▶ _Provided records_
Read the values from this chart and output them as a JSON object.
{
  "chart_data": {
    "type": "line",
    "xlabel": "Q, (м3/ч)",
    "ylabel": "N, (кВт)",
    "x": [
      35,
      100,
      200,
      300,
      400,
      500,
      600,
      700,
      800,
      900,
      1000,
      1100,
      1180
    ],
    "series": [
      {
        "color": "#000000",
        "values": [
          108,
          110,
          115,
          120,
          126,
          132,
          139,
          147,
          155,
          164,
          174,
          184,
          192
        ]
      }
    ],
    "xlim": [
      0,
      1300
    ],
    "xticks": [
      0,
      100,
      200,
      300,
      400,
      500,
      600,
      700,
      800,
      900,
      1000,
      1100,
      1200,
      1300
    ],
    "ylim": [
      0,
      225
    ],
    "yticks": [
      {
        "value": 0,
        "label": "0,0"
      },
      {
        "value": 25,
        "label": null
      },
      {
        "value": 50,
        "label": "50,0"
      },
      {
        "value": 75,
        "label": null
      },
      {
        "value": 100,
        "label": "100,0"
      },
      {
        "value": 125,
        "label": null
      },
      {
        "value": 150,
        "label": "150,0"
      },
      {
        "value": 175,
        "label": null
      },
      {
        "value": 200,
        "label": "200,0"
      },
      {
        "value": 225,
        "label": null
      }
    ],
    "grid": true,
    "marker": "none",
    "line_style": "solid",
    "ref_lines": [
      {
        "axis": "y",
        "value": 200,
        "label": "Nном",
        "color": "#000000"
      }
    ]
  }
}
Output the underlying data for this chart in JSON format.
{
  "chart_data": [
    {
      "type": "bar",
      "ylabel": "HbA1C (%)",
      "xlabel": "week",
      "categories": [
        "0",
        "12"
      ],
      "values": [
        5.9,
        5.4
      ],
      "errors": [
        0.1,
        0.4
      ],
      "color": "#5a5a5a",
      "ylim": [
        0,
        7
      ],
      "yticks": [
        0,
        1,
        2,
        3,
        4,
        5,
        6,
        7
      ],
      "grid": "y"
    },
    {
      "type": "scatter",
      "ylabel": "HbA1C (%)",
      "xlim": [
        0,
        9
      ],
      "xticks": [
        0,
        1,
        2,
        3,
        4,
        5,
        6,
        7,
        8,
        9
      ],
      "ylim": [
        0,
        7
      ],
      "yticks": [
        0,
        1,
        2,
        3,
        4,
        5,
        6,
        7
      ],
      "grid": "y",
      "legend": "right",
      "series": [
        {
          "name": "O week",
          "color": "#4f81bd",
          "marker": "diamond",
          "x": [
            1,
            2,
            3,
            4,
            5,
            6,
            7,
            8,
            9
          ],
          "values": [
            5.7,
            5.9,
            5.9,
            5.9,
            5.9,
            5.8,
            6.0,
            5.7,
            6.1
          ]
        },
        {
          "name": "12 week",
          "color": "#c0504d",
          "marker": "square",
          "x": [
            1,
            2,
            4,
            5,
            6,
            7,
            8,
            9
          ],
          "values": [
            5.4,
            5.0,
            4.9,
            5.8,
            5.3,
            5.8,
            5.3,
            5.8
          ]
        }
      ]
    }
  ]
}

▶ _Goal_
Send back every record, precisely as written.

▶ _Complete response_
Read the values from this chart and output them as a JSON object.
{
  "chart_data": {
    "type": "line",
    "xlabel": "Q, (м3/ч)",
    "ylabel": "N, (кВт)",
    "x": [
      35,
      100,
      200,
      300,
      400,
      500,
      600,
      700,
      800,
      900,
      1000,
      1100,
      1180
    ],
    "series": [
      {
        "color": "#000000",
        "values": [
          108,
          110,
          115,
          120,
          126,
          132,
          139,
          147,
          155,
          164,
          174,
          184,
          192
        ]
      }
    ],
    "xlim": [
      0,
      1300
    ],
    "xticks": [
      0,
      100,
      200,
      300,
      400,
      500,
      600,
      700,
      800,
      900,
      1000,
      1100,
      1200,
      1300
    ],
    "ylim": [
      0,
      225
    ],
    "yticks": [
      {
        "value": 0,
        "label": "0,0"
      },
      {
        "value": 25,
        "label": null
      },
      {
        "value": 50,
        "label": "50,0"
      },
      {
        "value": 75,
        "label": null
      },
      {
        "value": 100,
        "label": "100,0"
      },
      {
        "value": 125,
        "label": null
      },
      {
        "value": 150,
        "label": "150,0"
      },
      {
        "value": 175,
        "label": null
      },
      {
        "value": 200,
        "label": "200,0"
      },
      {
        "value": 225,
        "label": null
      }
    ],
    "grid": true,
    "marker": "none",
    "line_style": "solid",
    "ref_lines": [
      {
        "axis": "y",
        "value": 200,
        "label": "Nном",
        "color": "#000000"
      }
    ]
  }
}
Output the underlying data for this chart in JSON format.
{
  "chart_data": [
    {
      "type": "bar",
      "ylabel": "HbA1C (%)",
      "xlabel": "week",
      "categories": [
        "0",
        "12"
      ],
      "values": [
        5.9,
        5.4
      ],
      "errors": [
        0.1,
        0.4
      ],
      "color": "#5a5a5a",
      "ylim": [
        0,
        7
      ],
      "yticks": [
        0,
        1,
        2,
        3,
        4,
        5,
        6,
        7
      ],
      "grid": "y"
    },
    {
      "type": "scatter",
      "ylabel": "HbA1C (%)",
      "xlim": [
        0,
        9
      ],
      "xticks": [
        0,
        1,
        2,
        3,
        4,
        5,
        6,
        7,
        8,
        9
      ],
      "ylim": [
        0,
        7
      ],
      "yticks": [
        0,
        1,
        2,
        3,
        4,
        5,
        6,
        7
      ],
      "grid": "y",
      "legend": "right",
      "series": [
        {
          "name": "O week",
          "color": "#4f81bd",
          "marker": "diamond",
          "x": [
            1,
            2,
            3,
            4,
            5,
            6,
            7,
            8,
            9
          ],
          "values": [
            5.7,
            5.9,
            5.9,
            5.9,
            5.9,
            5.8,
            6.0,
            5.7,
            6.1
          ]
        },
        {
          "name": "12 week",
          "color": "#c0504d",
          "marker": "square",
          "x": [
            1,
            2,
            4,
            5,
            6,
            7,
            8,
            9
          ],
          "values": [
            5.4,
            5.0,
            4.9,
            5.8,
            5.3,
            5.8,
            5.3,
            5.8
          ]
        }
      ]
    }
  ]
}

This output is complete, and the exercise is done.